### Excerpted records
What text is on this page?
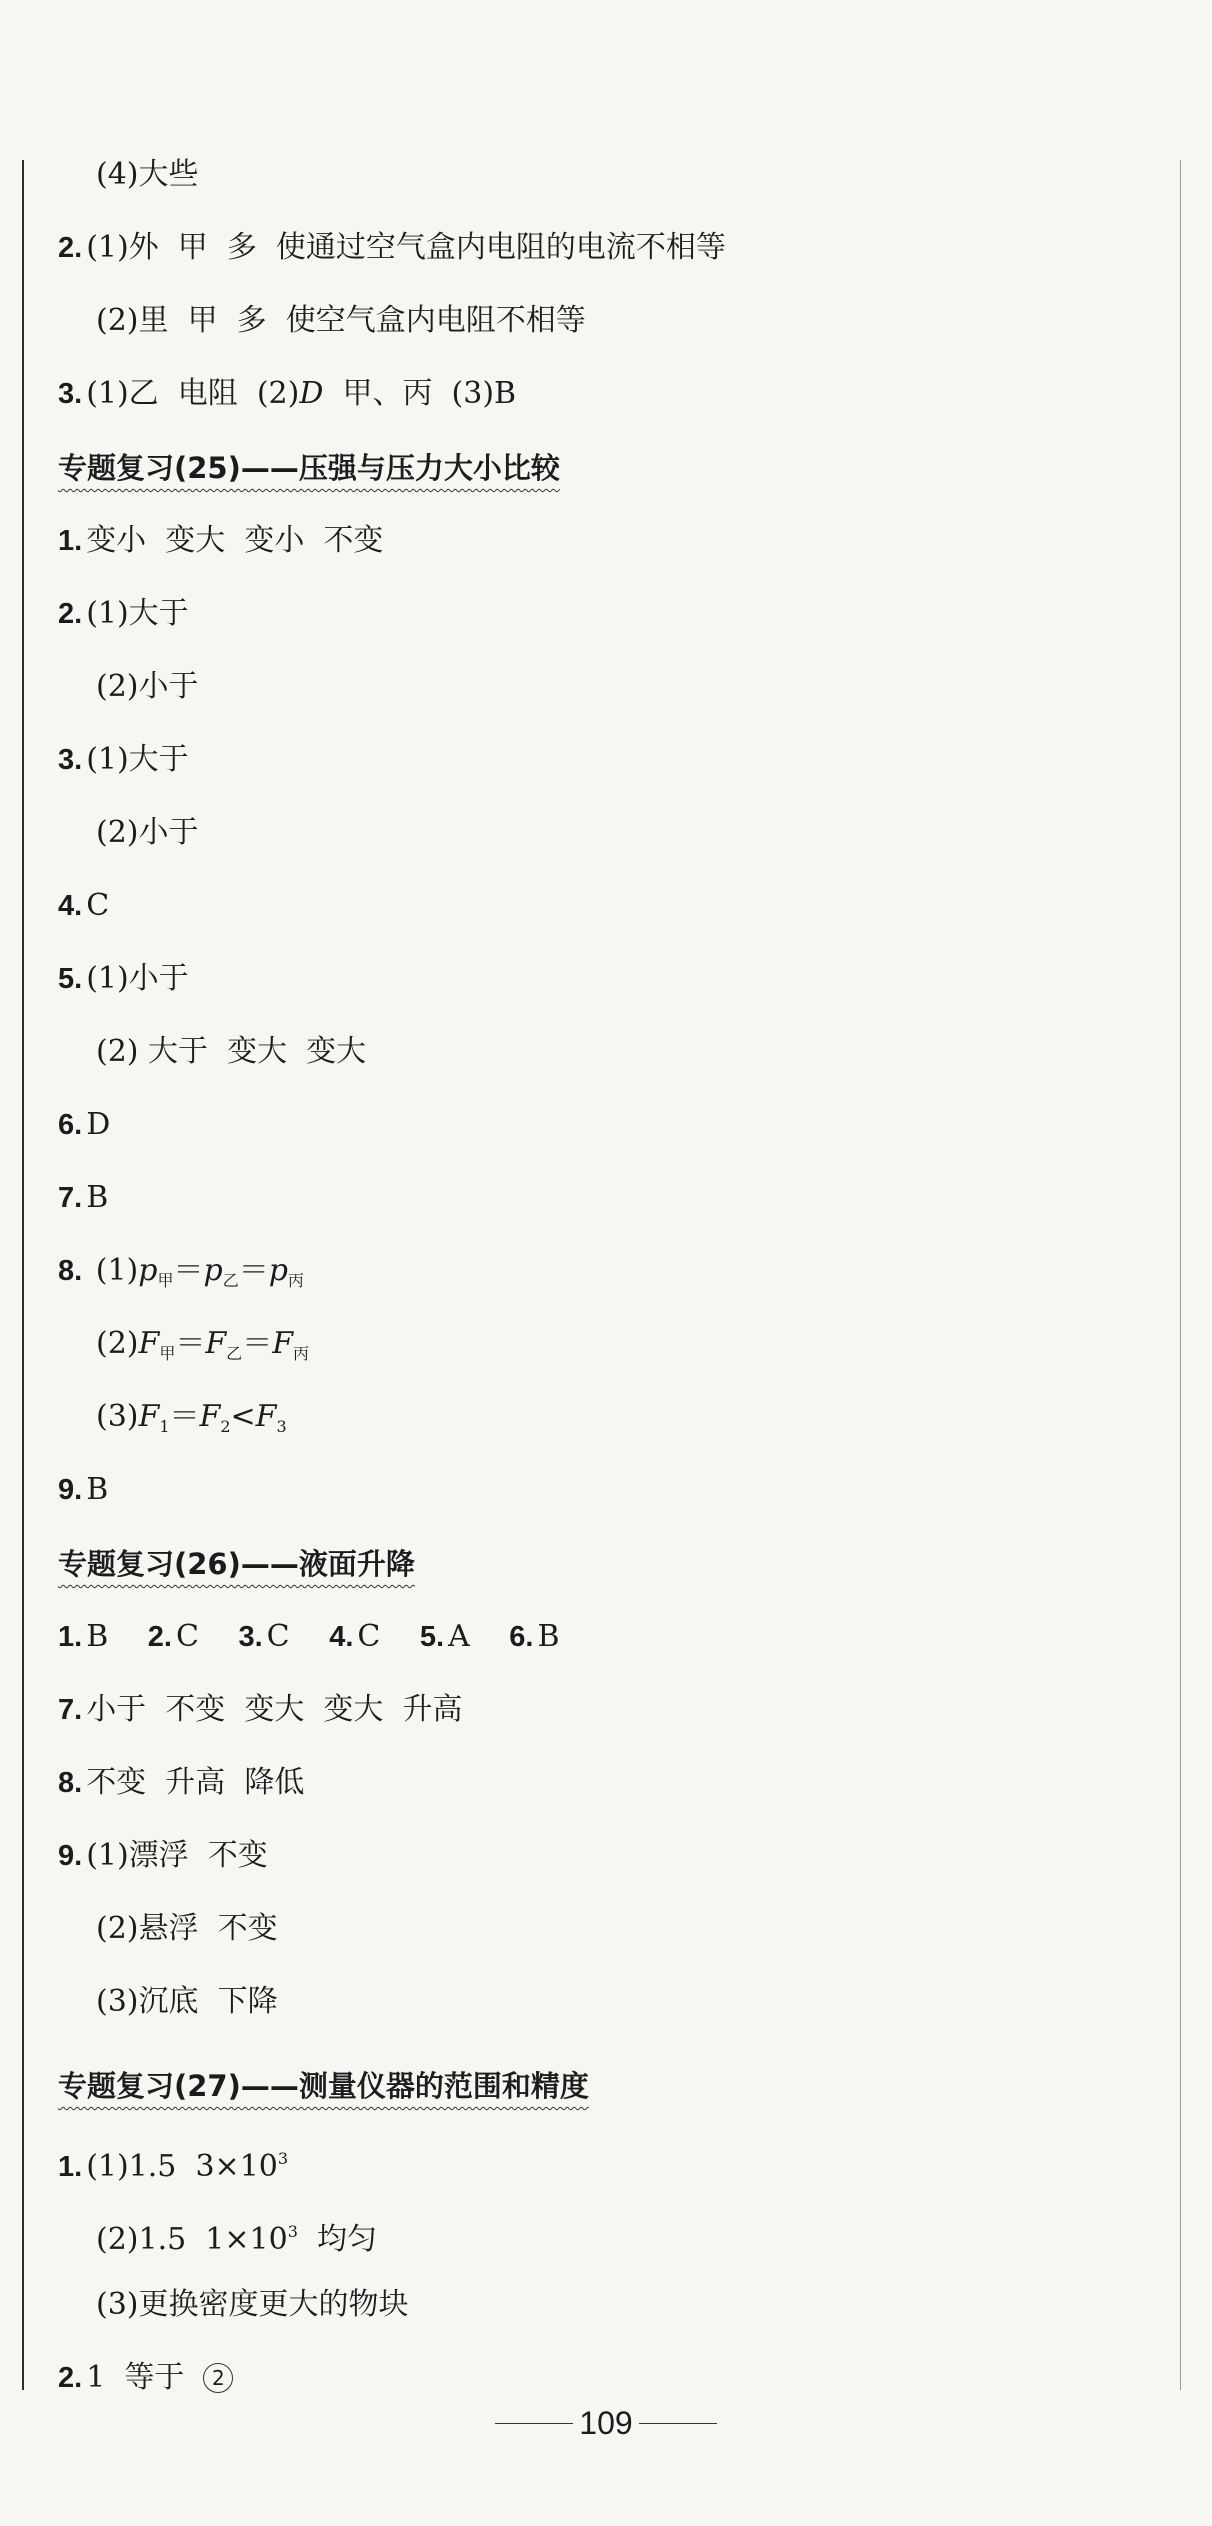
(4)大些
2. (1)外  甲  多  使通过空气盒内电阻的电流不相等
(2)里  甲  多  使空气盒内电阻不相等
3. (1)乙  电阻  (2)D  甲、丙  (3)B
专题复习(25)——压强与压力大小比较
1. 变小  变大  变小  不变
2. (1)大于
(2)小于
3. (1)大于
(2)小于
4. C
5. (1)小于
(2) 大于  变大  变大
6. D
7. B
8. $(1)p_甲=p_乙=p_丙$
$(2)F_甲=F_乙=F_丙$
$(3)F_1=F_2<F_3$
9. B
专题复习(26)——液面升降
1. B 2. C 3. C 4. C 5. A 6. B
7. 小于  不变  变大  变大  升高
8. 不变  升高  降低
9. (1)漂浮  不变
(2)悬浮  不变
(3)沉底  下降
专题复习(27)——测量仪器的范围和精度
1. (1)1.5  $3\times 10^3$
(2)1.5  $1\times 10^3$  均匀
(3)更换密度更大的物块
2. 1  等于  2
109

### Exercise
Omitting all images, retype each line of the records precisely.

### Answer to this exercise
What text is on this page?
(4)大些
2. (1)外  甲  多  使通过空气盒内电阻的电流不相等
(2)里  甲  多  使空气盒内电阻不相等
3. (1)乙  电阻  (2)D  甲、丙  (3)B
专题复习(25)——压强与压力大小比较
1. 变小  变大  变小  不变
2. (1)大于
(2)小于
3. (1)大于
(2)小于
4. C
5. (1)小于
(2) 大于  变大  变大
6. D
7. B
8. $(1)p_甲=p_乙=p_丙$
$(2)F_甲=F_乙=F_丙$
$(3)F_1=F_2<F_3$
9. B
专题复习(26)——液面升降
1. B 2. C 3. C 4. C 5. A 6. B
7. 小于  不变  变大  变大  升高
8. 不变  升高  降低
9. (1)漂浮  不变
(2)悬浮  不变
(3)沉底  下降
专题复习(27)——测量仪器的范围和精度
1. (1)1.5  $3\times 10^3$
(2)1.5  $1\times 10^3$  均匀
(3)更换密度更大的物块
2. 1  等于  2
109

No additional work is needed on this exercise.